** begin Records supplied **

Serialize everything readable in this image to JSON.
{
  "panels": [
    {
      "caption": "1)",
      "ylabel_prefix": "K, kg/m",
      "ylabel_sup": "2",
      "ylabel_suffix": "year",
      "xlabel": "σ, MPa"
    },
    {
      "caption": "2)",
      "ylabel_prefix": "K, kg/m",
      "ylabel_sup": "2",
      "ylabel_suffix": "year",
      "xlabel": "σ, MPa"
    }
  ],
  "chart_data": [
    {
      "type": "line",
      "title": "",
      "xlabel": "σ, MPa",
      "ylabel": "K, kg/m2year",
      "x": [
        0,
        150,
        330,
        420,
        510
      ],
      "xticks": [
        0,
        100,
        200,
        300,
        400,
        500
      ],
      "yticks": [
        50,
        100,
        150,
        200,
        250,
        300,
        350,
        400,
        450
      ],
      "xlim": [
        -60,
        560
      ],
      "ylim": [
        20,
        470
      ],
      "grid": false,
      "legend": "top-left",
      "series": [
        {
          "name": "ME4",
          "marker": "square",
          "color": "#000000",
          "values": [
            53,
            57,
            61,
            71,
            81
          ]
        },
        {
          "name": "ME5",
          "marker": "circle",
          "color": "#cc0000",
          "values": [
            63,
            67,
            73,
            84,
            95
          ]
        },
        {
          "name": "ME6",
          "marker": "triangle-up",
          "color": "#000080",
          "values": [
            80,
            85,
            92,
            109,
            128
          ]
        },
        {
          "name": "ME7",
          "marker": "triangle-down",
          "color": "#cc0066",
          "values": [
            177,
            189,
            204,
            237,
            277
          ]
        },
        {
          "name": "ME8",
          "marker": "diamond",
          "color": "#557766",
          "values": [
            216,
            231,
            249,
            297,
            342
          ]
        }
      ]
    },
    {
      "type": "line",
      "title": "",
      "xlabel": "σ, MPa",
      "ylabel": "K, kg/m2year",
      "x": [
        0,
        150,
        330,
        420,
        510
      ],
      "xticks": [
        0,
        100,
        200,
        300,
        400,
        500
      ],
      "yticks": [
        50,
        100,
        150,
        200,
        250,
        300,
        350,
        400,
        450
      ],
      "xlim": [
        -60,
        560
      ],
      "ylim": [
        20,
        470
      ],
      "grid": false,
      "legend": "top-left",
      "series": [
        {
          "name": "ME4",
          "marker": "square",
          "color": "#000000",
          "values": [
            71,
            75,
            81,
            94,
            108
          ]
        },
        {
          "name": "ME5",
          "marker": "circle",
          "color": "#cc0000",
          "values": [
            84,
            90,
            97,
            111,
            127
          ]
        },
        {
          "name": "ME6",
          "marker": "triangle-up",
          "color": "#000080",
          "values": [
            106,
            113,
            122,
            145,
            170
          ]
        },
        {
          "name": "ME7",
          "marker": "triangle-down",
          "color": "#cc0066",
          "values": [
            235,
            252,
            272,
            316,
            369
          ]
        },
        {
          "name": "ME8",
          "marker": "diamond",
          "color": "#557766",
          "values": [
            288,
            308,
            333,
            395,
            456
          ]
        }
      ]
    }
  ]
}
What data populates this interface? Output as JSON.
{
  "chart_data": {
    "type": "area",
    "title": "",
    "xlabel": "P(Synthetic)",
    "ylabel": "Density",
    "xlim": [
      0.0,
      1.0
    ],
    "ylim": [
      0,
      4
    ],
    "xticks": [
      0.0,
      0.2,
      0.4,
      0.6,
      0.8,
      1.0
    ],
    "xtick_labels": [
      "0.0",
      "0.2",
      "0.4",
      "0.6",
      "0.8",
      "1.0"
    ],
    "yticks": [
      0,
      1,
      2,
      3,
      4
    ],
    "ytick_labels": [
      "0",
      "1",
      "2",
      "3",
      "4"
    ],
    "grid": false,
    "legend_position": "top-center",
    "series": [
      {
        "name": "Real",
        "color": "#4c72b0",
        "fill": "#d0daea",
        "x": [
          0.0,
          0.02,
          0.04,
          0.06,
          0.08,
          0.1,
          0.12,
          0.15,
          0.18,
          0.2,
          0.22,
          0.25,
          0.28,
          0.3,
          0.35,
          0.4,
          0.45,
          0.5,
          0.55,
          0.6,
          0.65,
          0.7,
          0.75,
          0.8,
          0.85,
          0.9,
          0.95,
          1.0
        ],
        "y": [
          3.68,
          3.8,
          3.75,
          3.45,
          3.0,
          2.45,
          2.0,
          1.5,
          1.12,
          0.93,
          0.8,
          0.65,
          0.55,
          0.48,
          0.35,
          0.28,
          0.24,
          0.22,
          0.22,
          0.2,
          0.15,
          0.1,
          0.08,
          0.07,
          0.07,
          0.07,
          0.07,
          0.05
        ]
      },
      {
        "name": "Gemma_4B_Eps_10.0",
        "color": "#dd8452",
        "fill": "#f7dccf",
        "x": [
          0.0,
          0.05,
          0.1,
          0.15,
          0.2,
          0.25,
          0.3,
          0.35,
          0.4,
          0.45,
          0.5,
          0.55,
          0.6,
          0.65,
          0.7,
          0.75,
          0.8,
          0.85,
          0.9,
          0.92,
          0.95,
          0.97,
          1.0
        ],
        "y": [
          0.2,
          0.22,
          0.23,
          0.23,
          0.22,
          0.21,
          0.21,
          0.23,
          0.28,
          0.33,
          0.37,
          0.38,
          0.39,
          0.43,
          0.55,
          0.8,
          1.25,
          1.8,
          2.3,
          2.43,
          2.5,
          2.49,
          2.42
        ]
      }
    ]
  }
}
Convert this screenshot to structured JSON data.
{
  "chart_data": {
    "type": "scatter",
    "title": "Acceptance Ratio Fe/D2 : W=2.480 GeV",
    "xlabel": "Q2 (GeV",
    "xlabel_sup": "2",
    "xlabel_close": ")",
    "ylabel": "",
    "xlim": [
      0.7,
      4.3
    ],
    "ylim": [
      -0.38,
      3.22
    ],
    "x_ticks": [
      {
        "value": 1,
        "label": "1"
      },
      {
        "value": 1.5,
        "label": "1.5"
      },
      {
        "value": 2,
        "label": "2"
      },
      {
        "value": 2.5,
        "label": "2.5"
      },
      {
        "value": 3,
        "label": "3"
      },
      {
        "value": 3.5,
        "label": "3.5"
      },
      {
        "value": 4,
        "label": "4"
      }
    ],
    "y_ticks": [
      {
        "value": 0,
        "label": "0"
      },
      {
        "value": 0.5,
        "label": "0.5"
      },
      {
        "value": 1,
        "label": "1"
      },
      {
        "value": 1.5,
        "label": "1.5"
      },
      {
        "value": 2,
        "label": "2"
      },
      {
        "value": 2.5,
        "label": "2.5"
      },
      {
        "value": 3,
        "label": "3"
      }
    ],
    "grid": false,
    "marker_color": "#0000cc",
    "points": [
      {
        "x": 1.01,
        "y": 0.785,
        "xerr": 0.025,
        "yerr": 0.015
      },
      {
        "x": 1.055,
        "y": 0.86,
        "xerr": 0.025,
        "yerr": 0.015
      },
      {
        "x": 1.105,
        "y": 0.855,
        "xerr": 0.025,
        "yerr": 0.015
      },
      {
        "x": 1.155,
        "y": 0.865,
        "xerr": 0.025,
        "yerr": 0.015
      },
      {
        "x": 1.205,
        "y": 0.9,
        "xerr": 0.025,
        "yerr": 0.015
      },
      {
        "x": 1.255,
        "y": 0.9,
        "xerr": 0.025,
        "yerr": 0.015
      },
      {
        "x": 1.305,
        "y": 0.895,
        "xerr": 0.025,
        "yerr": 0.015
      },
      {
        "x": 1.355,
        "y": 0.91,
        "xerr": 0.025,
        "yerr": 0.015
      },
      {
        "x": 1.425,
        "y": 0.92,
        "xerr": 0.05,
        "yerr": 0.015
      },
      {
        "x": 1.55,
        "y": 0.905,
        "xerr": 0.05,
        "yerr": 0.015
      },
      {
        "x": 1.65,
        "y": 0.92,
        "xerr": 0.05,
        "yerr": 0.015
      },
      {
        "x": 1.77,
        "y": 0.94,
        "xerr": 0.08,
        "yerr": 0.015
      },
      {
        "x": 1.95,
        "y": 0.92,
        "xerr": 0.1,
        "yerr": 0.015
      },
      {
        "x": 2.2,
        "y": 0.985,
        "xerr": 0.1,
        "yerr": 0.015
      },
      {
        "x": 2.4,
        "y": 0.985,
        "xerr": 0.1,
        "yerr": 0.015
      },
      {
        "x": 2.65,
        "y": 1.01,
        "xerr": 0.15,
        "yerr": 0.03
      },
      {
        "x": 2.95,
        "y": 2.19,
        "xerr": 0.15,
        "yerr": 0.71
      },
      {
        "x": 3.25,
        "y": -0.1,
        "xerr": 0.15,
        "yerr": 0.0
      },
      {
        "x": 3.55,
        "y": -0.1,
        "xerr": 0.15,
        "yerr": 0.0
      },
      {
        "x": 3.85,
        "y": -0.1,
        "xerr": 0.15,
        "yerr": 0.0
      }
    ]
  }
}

** end Records supplied **

= Directions for this task =
Copy down every line of the entries containing the word "type".

= Task output =
      "type": "line",
      "type": "line",
    "type": "area",
    "type": "scatter",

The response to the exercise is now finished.